SET EXERCISE:
Copy out each of the following rows unchanged.

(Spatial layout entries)
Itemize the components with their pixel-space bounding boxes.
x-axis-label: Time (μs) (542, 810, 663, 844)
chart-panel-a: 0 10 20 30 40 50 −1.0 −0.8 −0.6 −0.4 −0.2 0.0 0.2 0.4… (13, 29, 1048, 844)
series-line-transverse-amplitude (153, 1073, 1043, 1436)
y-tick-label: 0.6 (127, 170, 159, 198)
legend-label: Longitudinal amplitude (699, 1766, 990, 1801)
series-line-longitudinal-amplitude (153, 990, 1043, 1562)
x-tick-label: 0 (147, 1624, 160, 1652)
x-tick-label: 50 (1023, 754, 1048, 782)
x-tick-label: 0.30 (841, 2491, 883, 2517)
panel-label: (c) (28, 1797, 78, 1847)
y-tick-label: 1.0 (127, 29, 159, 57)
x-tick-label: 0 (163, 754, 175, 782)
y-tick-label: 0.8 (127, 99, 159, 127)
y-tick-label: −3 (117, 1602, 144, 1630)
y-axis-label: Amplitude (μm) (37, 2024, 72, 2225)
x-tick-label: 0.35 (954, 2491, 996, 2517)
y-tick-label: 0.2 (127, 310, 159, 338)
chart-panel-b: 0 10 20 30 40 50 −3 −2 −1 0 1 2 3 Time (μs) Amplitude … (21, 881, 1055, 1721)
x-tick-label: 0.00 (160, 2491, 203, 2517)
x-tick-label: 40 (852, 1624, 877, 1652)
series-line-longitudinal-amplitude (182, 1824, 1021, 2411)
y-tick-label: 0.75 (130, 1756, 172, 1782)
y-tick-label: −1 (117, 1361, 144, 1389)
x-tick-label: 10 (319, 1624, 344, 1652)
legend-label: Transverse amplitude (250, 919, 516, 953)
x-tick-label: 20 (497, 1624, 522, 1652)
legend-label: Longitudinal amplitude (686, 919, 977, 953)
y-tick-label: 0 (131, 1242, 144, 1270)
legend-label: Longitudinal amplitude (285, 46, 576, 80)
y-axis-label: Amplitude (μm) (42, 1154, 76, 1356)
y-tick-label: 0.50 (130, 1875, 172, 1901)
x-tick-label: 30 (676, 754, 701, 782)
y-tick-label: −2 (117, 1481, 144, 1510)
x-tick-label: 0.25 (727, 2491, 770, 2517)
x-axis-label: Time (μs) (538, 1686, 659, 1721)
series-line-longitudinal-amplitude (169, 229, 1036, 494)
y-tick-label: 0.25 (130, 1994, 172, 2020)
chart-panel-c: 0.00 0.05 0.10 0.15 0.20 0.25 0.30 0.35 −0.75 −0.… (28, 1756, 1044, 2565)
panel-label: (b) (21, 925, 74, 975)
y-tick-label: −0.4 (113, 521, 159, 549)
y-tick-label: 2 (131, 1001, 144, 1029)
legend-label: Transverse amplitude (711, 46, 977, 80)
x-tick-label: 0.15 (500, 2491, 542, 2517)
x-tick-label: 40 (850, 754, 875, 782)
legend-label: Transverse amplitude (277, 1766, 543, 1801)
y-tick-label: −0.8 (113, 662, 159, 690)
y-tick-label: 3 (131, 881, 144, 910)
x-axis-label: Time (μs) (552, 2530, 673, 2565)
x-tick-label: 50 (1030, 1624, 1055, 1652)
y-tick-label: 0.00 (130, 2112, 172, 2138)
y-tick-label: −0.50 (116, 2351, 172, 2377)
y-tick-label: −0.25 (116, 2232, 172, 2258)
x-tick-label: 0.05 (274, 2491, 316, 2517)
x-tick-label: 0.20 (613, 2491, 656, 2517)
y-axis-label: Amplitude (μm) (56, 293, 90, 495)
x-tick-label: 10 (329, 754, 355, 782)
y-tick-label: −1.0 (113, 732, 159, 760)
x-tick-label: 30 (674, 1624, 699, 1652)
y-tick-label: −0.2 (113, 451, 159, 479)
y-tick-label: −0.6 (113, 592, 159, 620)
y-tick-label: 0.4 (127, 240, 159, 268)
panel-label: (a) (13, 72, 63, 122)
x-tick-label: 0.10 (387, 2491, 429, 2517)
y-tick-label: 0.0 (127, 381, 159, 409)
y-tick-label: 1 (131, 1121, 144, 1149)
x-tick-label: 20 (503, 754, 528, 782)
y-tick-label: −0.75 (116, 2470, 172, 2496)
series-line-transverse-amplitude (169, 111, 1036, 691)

EXERCISE ANSWER:
Itemize the components with their pixel-space bounding boxes.
x-axis-label: Time (μs) (542, 810, 663, 844)
chart-panel-a: 0 10 20 30 40 50 −1.0 −0.8 −0.6 −0.4 −0.2 0.0 0.2 0.4… (13, 29, 1048, 844)
series-line-transverse-amplitude (153, 1073, 1043, 1436)
y-tick-label: 0.6 (127, 170, 159, 198)
legend-label: Longitudinal amplitude (699, 1766, 990, 1801)
series-line-longitudinal-amplitude (153, 990, 1043, 1562)
x-tick-label: 0 (147, 1624, 160, 1652)
x-tick-label: 50 (1023, 754, 1048, 782)
x-tick-label: 0.30 (841, 2491, 883, 2517)
panel-label: (c) (28, 1797, 78, 1847)
y-tick-label: 1.0 (127, 29, 159, 57)
x-tick-label: 0 (163, 754, 175, 782)
y-tick-label: 0.8 (127, 99, 159, 127)
y-tick-label: −3 (117, 1602, 144, 1630)
y-axis-label: Amplitude (μm) (37, 2024, 72, 2225)
x-tick-label: 0.35 (954, 2491, 996, 2517)
y-tick-label: 0.2 (127, 310, 159, 338)
chart-panel-b: 0 10 20 30 40 50 −3 −2 −1 0 1 2 3 Time (μs) Amplitude … (21, 881, 1055, 1721)
x-tick-label: 0.00 (160, 2491, 203, 2517)
x-tick-label: 40 (852, 1624, 877, 1652)
series-line-longitudinal-amplitude (182, 1824, 1021, 2411)
y-tick-label: 0.75 (130, 1756, 172, 1782)
y-tick-label: −1 (117, 1361, 144, 1389)
x-tick-label: 10 (319, 1624, 344, 1652)
legend-label: Transverse amplitude (250, 919, 516, 953)
x-tick-label: 20 (497, 1624, 522, 1652)
legend-label: Longitudinal amplitude (686, 919, 977, 953)
y-tick-label: 0 (131, 1242, 144, 1270)
legend-label: Longitudinal amplitude (285, 46, 576, 80)
y-axis-label: Amplitude (μm) (42, 1154, 76, 1356)
y-tick-label: 0.50 (130, 1875, 172, 1901)
x-tick-label: 30 (676, 754, 701, 782)
y-tick-label: −2 (117, 1481, 144, 1510)
x-tick-label: 0.25 (727, 2491, 770, 2517)
x-axis-label: Time (μs) (538, 1686, 659, 1721)
series-line-longitudinal-amplitude (169, 229, 1036, 494)
y-tick-label: 0.25 (130, 1994, 172, 2020)
chart-panel-c: 0.00 0.05 0.10 0.15 0.20 0.25 0.30 0.35 −0.75 −0.… (28, 1756, 1044, 2565)
panel-label: (b) (21, 925, 74, 975)
y-tick-label: −0.4 (113, 521, 159, 549)
y-tick-label: 2 (131, 1001, 144, 1029)
legend-label: Transverse amplitude (711, 46, 977, 80)
x-tick-label: 0.15 (500, 2491, 542, 2517)
x-tick-label: 40 (850, 754, 875, 782)
legend-label: Transverse amplitude (277, 1766, 543, 1801)
y-tick-label: −0.8 (113, 662, 159, 690)
y-tick-label: 3 (131, 881, 144, 910)
x-axis-label: Time (μs) (552, 2530, 673, 2565)
x-tick-label: 50 (1030, 1624, 1055, 1652)
y-tick-label: 0.00 (130, 2112, 172, 2138)
y-tick-label: −0.50 (116, 2351, 172, 2377)
y-tick-label: −0.25 (116, 2232, 172, 2258)
x-tick-label: 0.05 (274, 2491, 316, 2517)
x-tick-label: 0.20 (613, 2491, 656, 2517)
y-axis-label: Amplitude (μm) (56, 293, 90, 495)
x-tick-label: 10 (329, 754, 355, 782)
y-tick-label: −1.0 (113, 732, 159, 760)
x-tick-label: 30 (674, 1624, 699, 1652)
y-tick-label: −0.2 (113, 451, 159, 479)
y-tick-label: −0.6 (113, 592, 159, 620)
y-tick-label: 0.4 (127, 240, 159, 268)
panel-label: (a) (13, 72, 63, 122)
x-tick-label: 0.10 (387, 2491, 429, 2517)
y-tick-label: 0.0 (127, 381, 159, 409)
y-tick-label: 1 (131, 1121, 144, 1149)
x-tick-label: 20 (503, 754, 528, 782)
y-tick-label: −0.75 (116, 2470, 172, 2496)
series-line-transverse-amplitude (169, 111, 1036, 691)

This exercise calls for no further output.